* **Task requirements**
Pull out every line below that holds the word "Ejemplos".

[Saved entries]

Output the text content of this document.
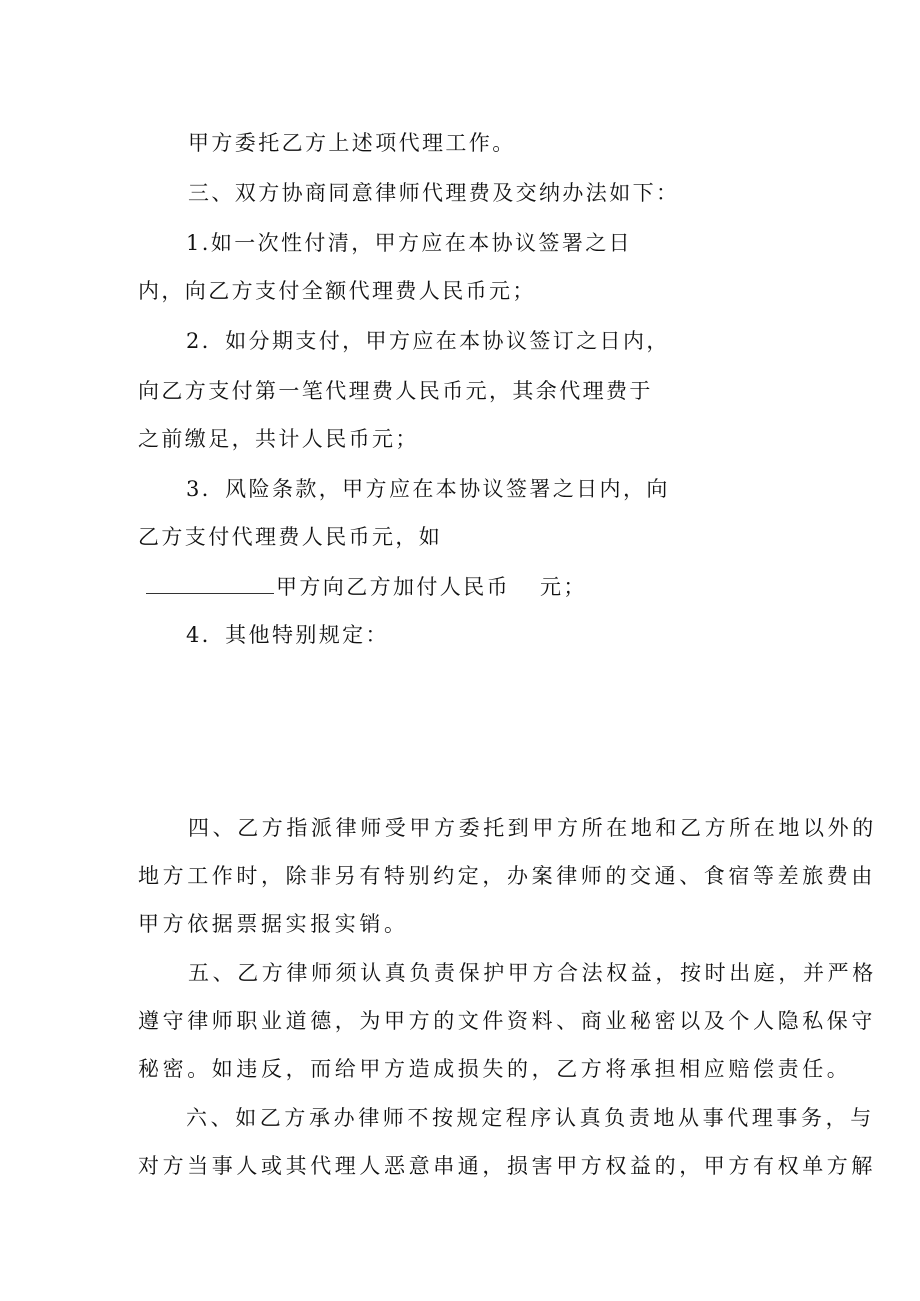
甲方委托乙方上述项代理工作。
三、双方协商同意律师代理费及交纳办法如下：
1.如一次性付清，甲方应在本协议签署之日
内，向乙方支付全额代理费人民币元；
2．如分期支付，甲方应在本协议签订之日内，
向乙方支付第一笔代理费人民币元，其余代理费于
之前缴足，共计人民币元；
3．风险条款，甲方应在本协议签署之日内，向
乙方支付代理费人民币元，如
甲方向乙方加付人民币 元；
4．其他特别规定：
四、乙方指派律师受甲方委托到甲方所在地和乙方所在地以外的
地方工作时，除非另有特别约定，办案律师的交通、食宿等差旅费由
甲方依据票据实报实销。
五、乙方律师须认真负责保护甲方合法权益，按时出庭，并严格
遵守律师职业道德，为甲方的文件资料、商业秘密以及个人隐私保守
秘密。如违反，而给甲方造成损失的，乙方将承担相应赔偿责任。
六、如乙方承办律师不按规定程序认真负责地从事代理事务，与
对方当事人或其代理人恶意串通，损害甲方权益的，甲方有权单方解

...

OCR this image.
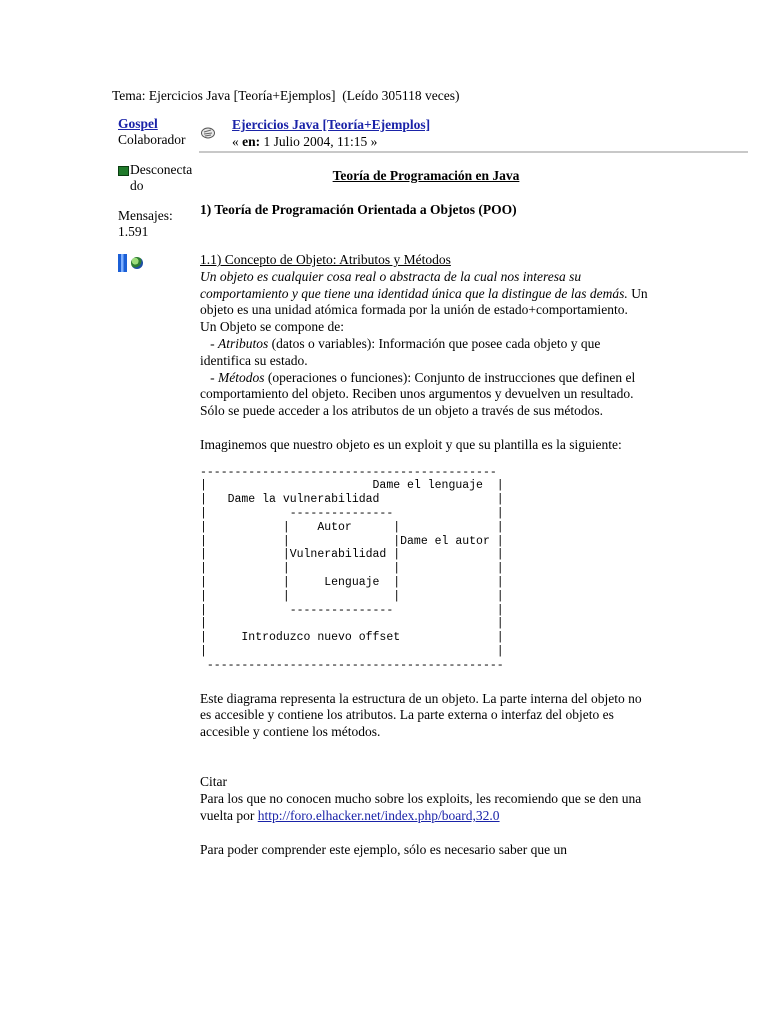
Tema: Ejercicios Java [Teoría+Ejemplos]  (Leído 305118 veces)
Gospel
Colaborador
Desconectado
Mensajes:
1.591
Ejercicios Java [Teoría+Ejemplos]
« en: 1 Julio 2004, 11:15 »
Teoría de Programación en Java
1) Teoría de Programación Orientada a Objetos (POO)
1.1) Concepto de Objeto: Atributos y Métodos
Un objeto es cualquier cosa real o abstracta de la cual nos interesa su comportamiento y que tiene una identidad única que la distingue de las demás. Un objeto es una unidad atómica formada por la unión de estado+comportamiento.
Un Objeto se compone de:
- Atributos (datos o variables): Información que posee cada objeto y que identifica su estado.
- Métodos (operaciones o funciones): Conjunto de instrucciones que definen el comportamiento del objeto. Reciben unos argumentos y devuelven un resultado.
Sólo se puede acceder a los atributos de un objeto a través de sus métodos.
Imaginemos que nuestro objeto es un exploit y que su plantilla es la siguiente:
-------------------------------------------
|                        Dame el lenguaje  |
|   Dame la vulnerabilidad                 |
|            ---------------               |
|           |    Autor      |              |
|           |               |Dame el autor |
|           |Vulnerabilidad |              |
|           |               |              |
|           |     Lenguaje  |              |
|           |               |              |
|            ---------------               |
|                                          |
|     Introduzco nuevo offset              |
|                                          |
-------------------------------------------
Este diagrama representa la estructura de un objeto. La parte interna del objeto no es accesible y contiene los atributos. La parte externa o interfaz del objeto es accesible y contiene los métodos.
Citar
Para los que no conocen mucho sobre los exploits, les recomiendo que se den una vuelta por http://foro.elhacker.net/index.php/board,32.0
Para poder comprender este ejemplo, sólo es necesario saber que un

* **The solution**
Tema: Ejercicios Java [Teoría+Ejemplos]  (Leído 305118 veces)
Ejercicios Java [Teoría+Ejemplos]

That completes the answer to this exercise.